**Recorded data**
______________________________
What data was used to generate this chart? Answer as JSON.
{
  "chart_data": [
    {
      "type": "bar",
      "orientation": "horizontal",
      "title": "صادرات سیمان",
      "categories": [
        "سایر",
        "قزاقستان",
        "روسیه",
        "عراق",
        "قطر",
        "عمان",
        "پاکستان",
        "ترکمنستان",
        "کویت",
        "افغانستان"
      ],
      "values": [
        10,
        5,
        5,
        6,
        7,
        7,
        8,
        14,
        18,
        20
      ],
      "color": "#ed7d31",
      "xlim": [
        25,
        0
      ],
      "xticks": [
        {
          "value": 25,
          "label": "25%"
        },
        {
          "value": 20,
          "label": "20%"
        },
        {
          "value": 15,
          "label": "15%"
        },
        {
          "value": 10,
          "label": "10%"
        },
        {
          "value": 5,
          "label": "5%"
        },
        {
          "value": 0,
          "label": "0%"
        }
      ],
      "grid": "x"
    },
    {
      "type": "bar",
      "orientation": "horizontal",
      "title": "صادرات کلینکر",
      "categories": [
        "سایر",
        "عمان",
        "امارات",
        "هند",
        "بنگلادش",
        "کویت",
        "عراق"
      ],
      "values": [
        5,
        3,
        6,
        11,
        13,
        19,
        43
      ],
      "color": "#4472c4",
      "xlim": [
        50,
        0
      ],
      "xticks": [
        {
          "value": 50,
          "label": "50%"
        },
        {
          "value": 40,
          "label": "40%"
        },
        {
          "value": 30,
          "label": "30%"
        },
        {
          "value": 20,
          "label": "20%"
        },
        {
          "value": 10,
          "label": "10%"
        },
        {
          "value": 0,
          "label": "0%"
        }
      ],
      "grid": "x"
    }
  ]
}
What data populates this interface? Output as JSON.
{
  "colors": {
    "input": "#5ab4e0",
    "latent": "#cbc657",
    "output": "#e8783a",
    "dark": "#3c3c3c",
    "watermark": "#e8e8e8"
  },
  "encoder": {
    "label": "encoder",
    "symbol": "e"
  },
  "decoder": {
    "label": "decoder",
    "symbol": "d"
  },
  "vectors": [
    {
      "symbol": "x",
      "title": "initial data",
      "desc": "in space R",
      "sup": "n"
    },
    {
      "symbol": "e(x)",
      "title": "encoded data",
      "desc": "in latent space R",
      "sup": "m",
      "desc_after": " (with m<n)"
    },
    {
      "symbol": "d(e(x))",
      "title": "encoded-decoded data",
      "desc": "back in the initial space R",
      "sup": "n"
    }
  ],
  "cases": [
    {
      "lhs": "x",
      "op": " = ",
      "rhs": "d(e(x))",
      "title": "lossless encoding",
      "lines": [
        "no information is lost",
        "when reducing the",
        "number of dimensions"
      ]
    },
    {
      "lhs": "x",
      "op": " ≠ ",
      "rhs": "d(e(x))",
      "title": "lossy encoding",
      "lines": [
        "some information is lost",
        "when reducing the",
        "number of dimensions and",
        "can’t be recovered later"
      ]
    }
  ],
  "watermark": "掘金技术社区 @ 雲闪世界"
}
______________________________
In the listing, find each line with the string "encoded" and copy it.

      "title": "encoded data",
      "title": "encoded-decoded data",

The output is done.